### Exercise
Reproduce the passage below on search engines and query terms in webpage blocks, in full and word for word.

### Page
## START
For example, if the query term is contained in the image blocks
140, the webpage 100 should generally be granted a priority higher
than another webpage in which the query term is found in one of the
advertisement blocks.
[0027] However, what is normally available to a search engine is
actually a structured or semi-structured document such as an HTML
file which does not have a chunk tree embedded therein. The
document wound need to be subsequently interpreted line by line by
a web browser in order to have a 2-D geometric structure as shown
in FIG. 1. Thus, search engines normally cannot distinguish between
query terms found in important sections of a page and query terms
found in less important sections.
## END
### Recorded information
## START
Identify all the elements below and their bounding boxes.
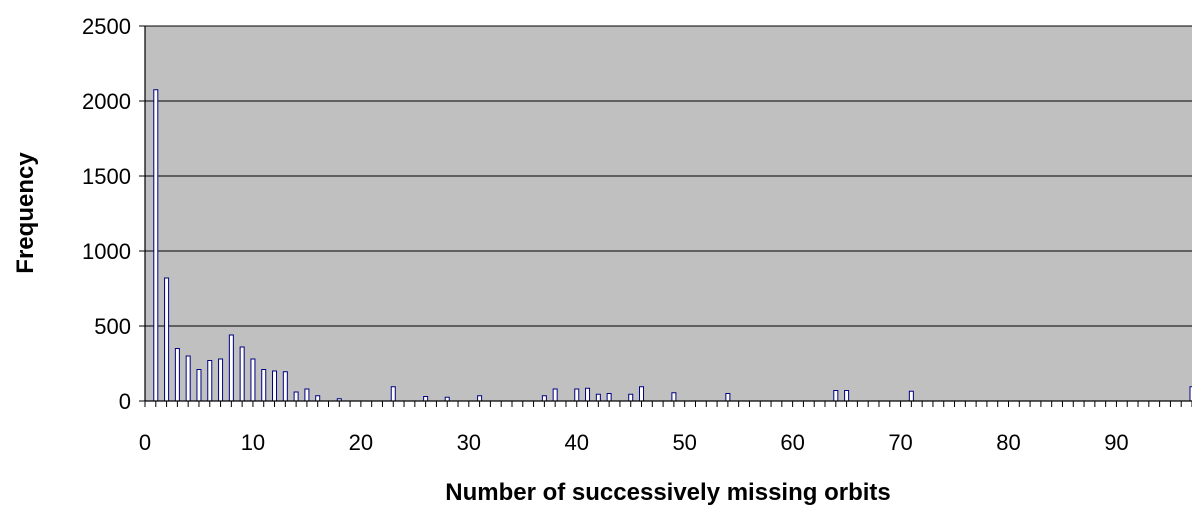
## END
### Final result
For example, if the query term is contained in the image blocks
140, the webpage 100 should generally be granted a priority higher
than another webpage in which the query term is found in one of the
advertisement blocks.
[0027] However, what is normally available to a search engine is
actually a structured or semi-structured document such as an HTML
file which does not have a chunk tree embedded therein. The
document wound need to be subsequently interpreted line by line by
a web browser in order to have a 2-D geometric structure as shown
in FIG. 1. Thus, search engines normally cannot distinguish between
query terms found in important sections of a page and query terms
found in less important sections.